═════ DATA IN THIS EXERCISE ═════

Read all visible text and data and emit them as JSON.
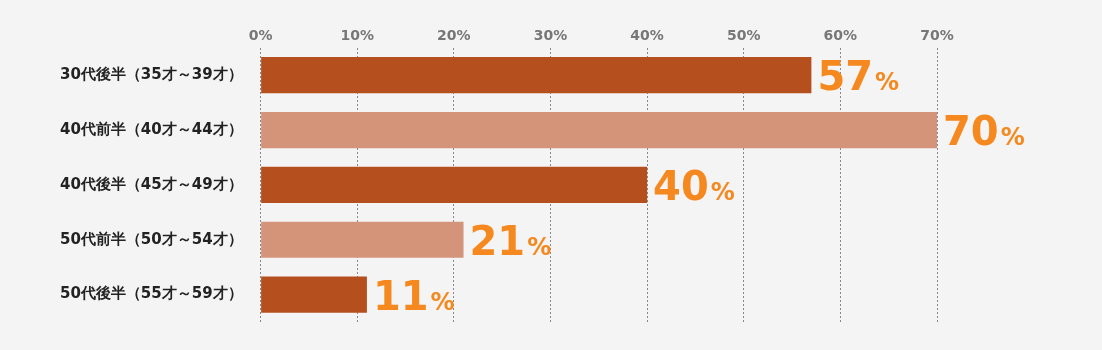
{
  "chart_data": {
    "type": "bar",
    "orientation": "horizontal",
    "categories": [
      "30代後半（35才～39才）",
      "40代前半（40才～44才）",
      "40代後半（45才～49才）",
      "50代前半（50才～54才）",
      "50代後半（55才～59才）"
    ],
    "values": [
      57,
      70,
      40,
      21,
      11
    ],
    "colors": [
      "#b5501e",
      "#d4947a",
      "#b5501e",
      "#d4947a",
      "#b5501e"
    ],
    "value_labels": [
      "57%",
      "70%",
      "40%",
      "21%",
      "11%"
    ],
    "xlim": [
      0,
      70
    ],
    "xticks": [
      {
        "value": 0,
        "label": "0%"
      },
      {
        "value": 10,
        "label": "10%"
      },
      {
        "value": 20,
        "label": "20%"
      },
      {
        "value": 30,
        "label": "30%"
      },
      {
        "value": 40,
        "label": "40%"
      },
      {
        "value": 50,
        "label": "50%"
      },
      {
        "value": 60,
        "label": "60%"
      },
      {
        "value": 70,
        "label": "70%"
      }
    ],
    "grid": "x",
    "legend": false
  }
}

═════

### EXERCISE GOAL
Retype all the records shown above, character for character. Omit every picture.

### SOLUTION FOR THIS TASK
Read all visible text and data and emit them as JSON.
{
  "chart_data": {
    "type": "bar",
    "orientation": "horizontal",
    "categories": [
      "30代後半（35才～39才）",
      "40代前半（40才～44才）",
      "40代後半（45才～49才）",
      "50代前半（50才～54才）",
      "50代後半（55才～59才）"
    ],
    "values": [
      57,
      70,
      40,
      21,
      11
    ],
    "colors": [
      "#b5501e",
      "#d4947a",
      "#b5501e",
      "#d4947a",
      "#b5501e"
    ],
    "value_labels": [
      "57%",
      "70%",
      "40%",
      "21%",
      "11%"
    ],
    "xlim": [
      0,
      70
    ],
    "xticks": [
      {
        "value": 0,
        "label": "0%"
      },
      {
        "value": 10,
        "label": "10%"
      },
      {
        "value": 20,
        "label": "20%"
      },
      {
        "value": 30,
        "label": "30%"
      },
      {
        "value": 40,
        "label": "40%"
      },
      {
        "value": 50,
        "label": "50%"
      },
      {
        "value": 60,
        "label": "60%"
      },
      {
        "value": 70,
        "label": "70%"
      }
    ],
    "grid": "x",
    "legend": false
  }
}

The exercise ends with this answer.